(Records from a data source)

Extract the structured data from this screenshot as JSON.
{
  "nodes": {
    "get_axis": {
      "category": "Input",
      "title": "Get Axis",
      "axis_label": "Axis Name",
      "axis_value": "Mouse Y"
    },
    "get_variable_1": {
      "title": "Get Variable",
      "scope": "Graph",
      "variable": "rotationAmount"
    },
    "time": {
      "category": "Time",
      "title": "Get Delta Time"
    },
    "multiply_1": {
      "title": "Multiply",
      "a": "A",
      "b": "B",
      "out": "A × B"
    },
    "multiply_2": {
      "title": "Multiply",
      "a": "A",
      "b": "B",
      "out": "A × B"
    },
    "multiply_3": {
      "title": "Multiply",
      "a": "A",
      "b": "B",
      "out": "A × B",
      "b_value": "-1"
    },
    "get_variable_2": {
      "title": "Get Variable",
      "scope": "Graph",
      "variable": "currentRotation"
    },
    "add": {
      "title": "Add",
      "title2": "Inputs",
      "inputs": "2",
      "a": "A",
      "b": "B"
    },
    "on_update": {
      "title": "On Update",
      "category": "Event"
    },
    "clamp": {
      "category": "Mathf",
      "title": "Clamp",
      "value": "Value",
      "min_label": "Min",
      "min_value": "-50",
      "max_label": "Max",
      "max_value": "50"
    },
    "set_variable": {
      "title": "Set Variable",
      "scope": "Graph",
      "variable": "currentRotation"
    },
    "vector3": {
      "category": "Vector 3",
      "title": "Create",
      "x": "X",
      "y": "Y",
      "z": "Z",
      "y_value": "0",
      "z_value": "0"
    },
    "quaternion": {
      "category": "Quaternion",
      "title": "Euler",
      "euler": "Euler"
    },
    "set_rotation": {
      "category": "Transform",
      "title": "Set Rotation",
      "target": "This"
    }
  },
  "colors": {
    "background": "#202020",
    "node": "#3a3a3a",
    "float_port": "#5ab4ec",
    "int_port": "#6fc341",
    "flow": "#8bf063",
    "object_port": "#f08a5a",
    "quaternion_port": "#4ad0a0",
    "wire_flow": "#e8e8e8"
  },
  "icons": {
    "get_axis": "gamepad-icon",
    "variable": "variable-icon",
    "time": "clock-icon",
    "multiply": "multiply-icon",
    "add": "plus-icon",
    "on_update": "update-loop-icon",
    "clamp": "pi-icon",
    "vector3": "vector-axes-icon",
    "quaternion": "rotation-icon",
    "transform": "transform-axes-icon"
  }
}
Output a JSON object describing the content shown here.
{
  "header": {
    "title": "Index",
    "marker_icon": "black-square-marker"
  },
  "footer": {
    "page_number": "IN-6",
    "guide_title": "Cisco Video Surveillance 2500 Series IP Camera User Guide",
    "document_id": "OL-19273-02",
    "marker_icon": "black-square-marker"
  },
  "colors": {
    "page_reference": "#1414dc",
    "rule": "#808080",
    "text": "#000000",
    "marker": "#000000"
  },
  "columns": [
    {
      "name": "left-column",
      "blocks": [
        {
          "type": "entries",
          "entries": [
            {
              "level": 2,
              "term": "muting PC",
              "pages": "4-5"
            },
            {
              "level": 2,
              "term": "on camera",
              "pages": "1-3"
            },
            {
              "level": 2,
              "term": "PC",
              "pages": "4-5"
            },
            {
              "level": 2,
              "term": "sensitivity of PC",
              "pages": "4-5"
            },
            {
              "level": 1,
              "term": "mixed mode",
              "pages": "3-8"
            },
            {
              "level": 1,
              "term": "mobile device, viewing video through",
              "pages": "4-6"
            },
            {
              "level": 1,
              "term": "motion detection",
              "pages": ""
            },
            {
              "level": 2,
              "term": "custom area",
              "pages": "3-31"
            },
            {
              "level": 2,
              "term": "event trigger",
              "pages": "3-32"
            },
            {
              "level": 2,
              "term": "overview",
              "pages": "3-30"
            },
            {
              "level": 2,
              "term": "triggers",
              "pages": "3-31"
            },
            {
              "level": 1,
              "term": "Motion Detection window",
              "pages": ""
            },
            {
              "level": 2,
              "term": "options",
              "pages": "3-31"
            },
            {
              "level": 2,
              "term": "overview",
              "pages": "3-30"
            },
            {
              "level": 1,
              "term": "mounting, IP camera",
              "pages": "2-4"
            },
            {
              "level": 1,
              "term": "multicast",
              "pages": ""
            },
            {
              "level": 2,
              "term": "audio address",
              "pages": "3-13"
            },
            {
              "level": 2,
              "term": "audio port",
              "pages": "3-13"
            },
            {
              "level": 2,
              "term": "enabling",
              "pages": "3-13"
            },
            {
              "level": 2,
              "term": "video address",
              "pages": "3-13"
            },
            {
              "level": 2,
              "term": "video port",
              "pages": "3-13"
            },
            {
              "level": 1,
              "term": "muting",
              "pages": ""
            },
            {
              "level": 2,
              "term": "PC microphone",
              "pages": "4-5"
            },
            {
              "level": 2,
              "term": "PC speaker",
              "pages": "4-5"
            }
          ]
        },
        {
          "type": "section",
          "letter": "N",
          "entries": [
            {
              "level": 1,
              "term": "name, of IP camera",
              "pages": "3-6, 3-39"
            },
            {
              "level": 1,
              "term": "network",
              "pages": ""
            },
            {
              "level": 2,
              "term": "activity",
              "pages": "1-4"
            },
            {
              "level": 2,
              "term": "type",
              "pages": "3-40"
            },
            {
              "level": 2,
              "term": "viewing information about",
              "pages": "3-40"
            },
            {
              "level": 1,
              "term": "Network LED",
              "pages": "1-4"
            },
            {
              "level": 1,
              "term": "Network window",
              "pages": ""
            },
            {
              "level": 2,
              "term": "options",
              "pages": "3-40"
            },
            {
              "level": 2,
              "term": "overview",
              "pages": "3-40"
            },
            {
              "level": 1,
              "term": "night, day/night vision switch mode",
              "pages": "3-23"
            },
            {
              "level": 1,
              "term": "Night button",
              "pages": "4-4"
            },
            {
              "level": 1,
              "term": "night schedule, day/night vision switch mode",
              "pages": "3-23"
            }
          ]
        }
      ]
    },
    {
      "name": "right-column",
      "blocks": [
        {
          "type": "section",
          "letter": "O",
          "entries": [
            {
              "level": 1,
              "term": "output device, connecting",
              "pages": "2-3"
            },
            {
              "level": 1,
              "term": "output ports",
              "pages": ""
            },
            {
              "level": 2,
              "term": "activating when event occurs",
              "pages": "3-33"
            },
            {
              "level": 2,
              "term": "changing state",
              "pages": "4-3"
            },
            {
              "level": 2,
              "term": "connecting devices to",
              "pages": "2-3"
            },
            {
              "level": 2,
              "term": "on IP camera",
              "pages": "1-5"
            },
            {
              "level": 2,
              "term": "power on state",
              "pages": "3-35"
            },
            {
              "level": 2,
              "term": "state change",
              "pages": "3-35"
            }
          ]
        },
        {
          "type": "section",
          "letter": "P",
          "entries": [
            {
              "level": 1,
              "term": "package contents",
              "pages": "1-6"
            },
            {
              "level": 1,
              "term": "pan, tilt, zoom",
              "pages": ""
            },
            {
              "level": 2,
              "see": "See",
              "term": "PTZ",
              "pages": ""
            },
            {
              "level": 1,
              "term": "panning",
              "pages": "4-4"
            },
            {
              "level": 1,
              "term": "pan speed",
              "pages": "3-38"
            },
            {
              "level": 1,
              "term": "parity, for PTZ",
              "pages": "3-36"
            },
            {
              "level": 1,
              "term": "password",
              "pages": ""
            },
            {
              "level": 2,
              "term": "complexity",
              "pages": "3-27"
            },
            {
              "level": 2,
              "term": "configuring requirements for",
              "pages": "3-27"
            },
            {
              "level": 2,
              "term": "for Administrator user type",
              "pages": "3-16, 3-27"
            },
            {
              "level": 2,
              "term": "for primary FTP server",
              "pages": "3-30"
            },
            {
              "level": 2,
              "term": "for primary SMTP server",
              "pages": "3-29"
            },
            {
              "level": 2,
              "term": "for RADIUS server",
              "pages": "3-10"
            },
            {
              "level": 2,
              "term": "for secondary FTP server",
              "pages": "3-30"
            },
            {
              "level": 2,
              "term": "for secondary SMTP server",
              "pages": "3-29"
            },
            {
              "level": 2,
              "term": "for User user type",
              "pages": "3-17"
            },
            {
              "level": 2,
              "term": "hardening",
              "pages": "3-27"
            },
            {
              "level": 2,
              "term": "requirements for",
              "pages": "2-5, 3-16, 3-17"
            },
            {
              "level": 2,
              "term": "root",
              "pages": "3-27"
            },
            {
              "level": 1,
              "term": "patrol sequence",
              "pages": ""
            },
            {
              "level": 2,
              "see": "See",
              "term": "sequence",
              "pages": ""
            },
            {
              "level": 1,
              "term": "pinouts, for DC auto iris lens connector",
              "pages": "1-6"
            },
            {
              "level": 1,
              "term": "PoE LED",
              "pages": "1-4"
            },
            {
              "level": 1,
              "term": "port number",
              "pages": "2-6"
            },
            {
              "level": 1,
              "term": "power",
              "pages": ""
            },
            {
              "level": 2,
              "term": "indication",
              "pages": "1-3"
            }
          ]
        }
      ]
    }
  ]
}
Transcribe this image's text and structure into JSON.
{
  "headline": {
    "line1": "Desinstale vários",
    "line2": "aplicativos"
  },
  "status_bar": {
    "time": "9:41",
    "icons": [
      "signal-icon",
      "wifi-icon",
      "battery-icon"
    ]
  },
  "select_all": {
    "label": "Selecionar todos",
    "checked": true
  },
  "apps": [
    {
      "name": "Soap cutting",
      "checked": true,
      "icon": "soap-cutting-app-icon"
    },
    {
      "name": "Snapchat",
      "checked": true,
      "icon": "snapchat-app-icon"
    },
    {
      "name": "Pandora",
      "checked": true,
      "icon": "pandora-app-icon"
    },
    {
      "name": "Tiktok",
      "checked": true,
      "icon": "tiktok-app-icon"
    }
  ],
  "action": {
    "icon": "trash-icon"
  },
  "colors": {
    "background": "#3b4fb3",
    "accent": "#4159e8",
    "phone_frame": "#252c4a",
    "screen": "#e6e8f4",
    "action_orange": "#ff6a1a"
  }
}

**THE REQUEST:**
Copy out the lines from the line containing "Transcribe this image's" to the end of the listing above, without alteration.

**THE OUTPUT:**
Transcribe this image's text and structure into JSON.
{
  "headline": {
    "line1": "Desinstale vários",
    "line2": "aplicativos"
  },
  "status_bar": {
    "time": "9:41",
    "icons": [
      "signal-icon",
      "wifi-icon",
      "battery-icon"
    ]
  },
  "select_all": {
    "label": "Selecionar todos",
    "checked": true
  },
  "apps": [
    {
      "name": "Soap cutting",
      "checked": true,
      "icon": "soap-cutting-app-icon"
    },
    {
      "name": "Snapchat",
      "checked": true,
      "icon": "snapchat-app-icon"
    },
    {
      "name": "Pandora",
      "checked": true,
      "icon": "pandora-app-icon"
    },
    {
      "name": "Tiktok",
      "checked": true,
      "icon": "tiktok-app-icon"
    }
  ],
  "action": {
    "icon": "trash-icon"
  },
  "colors": {
    "background": "#3b4fb3",
    "accent": "#4159e8",
    "phone_frame": "#252c4a",
    "screen": "#e6e8f4",
    "action_orange": "#ff6a1a"
  }
}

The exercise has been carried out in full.